▸ **WHAT THE EXERCISE ASKS**
Copy out all lines in the data below containing the string "zwycięzców".

▸ **INFORMATION SHOWN**

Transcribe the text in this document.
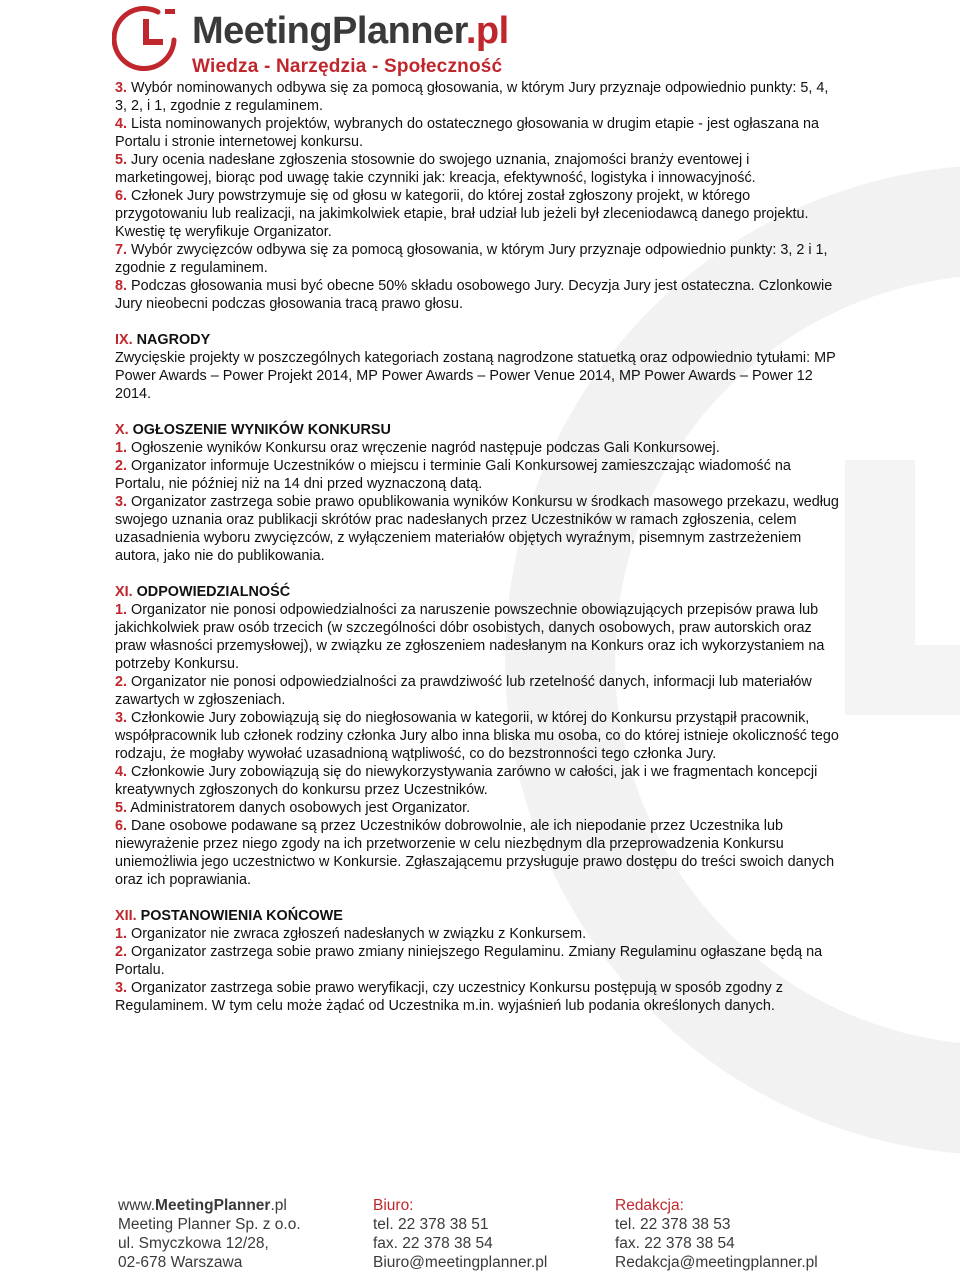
MeetingPlanner.pl
Wiedza - Narzędzia - Społeczność

3. Wybór nominowanych odbywa się za pomocą głosowania, w którym Jury przyznaje odpowiednio punkty: 5, 4, 3, 2, i 1, zgodnie z regulaminem.

4. Lista nominowanych projektów, wybranych do ostatecznego głosowania w drugim etapie - jest ogłaszana na Portalu i stronie internetowej konkursu.

5. Jury ocenia nadesłane zgłoszenia stosownie do swojego uznania, znajomości branży eventowej i marketingowej, biorąc pod uwagę takie czynniki jak: kreacja, efektywność, logistyka i innowacyjność.

6. Członek Jury powstrzymuje się od głosu w kategorii, do której został zgłoszony projekt, w którego przygotowaniu lub realizacji, na jakimkolwiek etapie, brał udział lub jeżeli był zleceniodawcą danego projektu. Kwestię tę weryfikuje Organizator.

7. Wybór zwycięzców odbywa się za pomocą głosowania, w którym Jury przyznaje odpowiednio punkty: 3, 2 i 1, zgodnie z regulaminem.

8. Podczas głosowania musi być obecne 50% składu osobowego Jury. Decyzja Jury jest ostateczna. Czlonkowie Jury nieobecni podczas głosowania tracą prawo głosu.

IX. NAGRODY

Zwycięskie projekty w poszczególnych kategoriach zostaną nagrodzone statuetką oraz odpowiednio tytułami: MP Power Awards – Power Projekt 2014, MP Power Awards – Power Venue 2014, MP Power Awards – Power 12 2014.

X. OGŁOSZENIE WYNIKÓW KONKURSU

1. Ogłoszenie wyników Konkursu oraz wręczenie nagród następuje podczas Gali Konkursowej.

2. Organizator informuje Uczestników o miejscu i terminie Gali Konkursowej zamieszczając wiadomość na Portalu, nie później niż na 14 dni przed wyznaczoną datą.

3. Organizator zastrzega sobie prawo opublikowania wyników Konkursu w środkach masowego przekazu, według swojego uznania oraz publikacji skrótów prac nadesłanych przez Uczestników w ramach zgłoszenia, celem uzasadnienia wyboru zwycięzców, z wyłączeniem materiałów objętych wyraźnym, pisemnym zastrzeżeniem autora, jako nie do publikowania.

XI. ODPOWIEDZIALNOŚĆ

1. Organizator nie ponosi odpowiedzialności za naruszenie powszechnie obowiązujących przepisów prawa lub jakichkolwiek praw osób trzecich (w szczególności dóbr osobistych, danych osobowych, praw autorskich oraz praw własności przemysłowej), w związku ze zgłoszeniem nadesłanym na Konkurs oraz ich wykorzystaniem na potrzeby Konkursu.

2. Organizator nie ponosi odpowiedzialności za prawdziwość lub rzetelność danych, informacji lub materiałów zawartych w zgłoszeniach.

3. Członkowie Jury zobowiązują się do niegłosowania w kategorii, w której do Konkursu przystąpił pracownik, współpracownik lub członek rodziny członka Jury albo inna bliska mu osoba, co do której istnieje okoliczność tego rodzaju, że mogłaby wywołać uzasadnioną wątpliwość, co do bezstronności tego członka Jury.

4. Członkowie Jury zobowiązują się do niewykorzystywania zarówno w całości, jak i we fragmentach koncepcji kreatywnych zgłoszonych do konkursu przez Uczestników.

5. Administratorem danych osobowych jest Organizator.

6. Dane osobowe podawane są przez Uczestników dobrowolnie, ale ich niepodanie przez Uczestnika lub niewyrażenie przez niego zgody na ich przetworzenie w celu niezbędnym dla przeprowadzenia Konkursu uniemożliwia jego uczestnictwo w Konkursie. Zgłaszającemu przysługuje prawo dostępu do treści swoich danych oraz ich poprawiania.

XII. POSTANOWIENIA KOŃCOWE

1. Organizator nie zwraca zgłoszeń nadesłanych w związku z Konkursem.

2. Organizator zastrzega sobie prawo zmiany niniejszego Regulaminu. Zmiany Regulaminu ogłaszane będą na Portalu.

3. Organizator zastrzega sobie prawo weryfikacji, czy uczestnicy Konkursu postępują w sposób zgodny z Regulaminem. W tym celu może żądać od Uczestnika m.in. wyjaśnień lub podania określonych danych.

www.MeetingPlanner.pl
Meeting Planner Sp. z o.o.
ul. Smyczkowa 12/28,
02-678 Warszawa
Biuro:
tel. 22 378 38 51
fax. 22 378 38 54
Biuro@meetingplanner.pl
Redakcja:
tel. 22 378 38 53
fax. 22 378 38 54
Redakcja@meetingplanner.pl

▸ **EXERCISE OUTPUT**
7. Wybór zwycięzców odbywa się za pomocą głosowania, w którym Jury przyznaje odpowiednio punkty: 3, 2 i 1, zgodnie z regulaminem.
3. Organizator zastrzega sobie prawo opublikowania wyników Konkursu w środkach masowego przekazu, według swojego uznania oraz publikacji skrótów prac nadesłanych przez Uczestników w ramach zgłoszenia, celem uzasadnienia wyboru zwycięzców, z wyłączeniem materiałów objętych wyraźnym, pisemnym zastrzeżeniem autora, jako nie do publikowania.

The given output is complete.